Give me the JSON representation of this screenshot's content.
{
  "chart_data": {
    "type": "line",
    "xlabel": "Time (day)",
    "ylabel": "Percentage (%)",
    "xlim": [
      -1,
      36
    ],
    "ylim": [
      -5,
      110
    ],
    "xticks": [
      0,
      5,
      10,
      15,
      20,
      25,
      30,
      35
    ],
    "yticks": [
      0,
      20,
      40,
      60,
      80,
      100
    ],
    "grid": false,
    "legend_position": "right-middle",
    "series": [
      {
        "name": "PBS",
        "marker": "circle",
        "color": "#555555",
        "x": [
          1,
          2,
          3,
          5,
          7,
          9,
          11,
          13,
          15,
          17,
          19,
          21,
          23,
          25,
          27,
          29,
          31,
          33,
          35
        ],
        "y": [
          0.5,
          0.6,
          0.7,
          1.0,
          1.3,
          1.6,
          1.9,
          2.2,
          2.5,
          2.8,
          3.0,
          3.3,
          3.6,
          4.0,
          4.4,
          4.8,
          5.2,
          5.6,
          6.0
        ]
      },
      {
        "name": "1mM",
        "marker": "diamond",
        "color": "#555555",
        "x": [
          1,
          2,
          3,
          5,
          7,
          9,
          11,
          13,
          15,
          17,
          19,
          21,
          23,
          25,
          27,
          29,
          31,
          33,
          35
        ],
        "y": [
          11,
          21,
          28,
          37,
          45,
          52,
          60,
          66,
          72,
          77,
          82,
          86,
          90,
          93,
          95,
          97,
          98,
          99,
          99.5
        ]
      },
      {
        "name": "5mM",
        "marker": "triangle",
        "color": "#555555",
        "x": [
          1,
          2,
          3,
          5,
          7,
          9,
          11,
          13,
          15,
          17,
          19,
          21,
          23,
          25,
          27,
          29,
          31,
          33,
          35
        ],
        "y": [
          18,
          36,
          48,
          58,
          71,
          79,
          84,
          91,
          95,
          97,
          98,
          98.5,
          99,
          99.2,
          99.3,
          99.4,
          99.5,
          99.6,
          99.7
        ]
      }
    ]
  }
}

● **GIVEN EXERCISE**: Pull every line containing the word "marker" out of the material.

● **SOLVED PROBLEM**:
        "marker": "circle",
        "marker": "diamond",
        "marker": "triangle",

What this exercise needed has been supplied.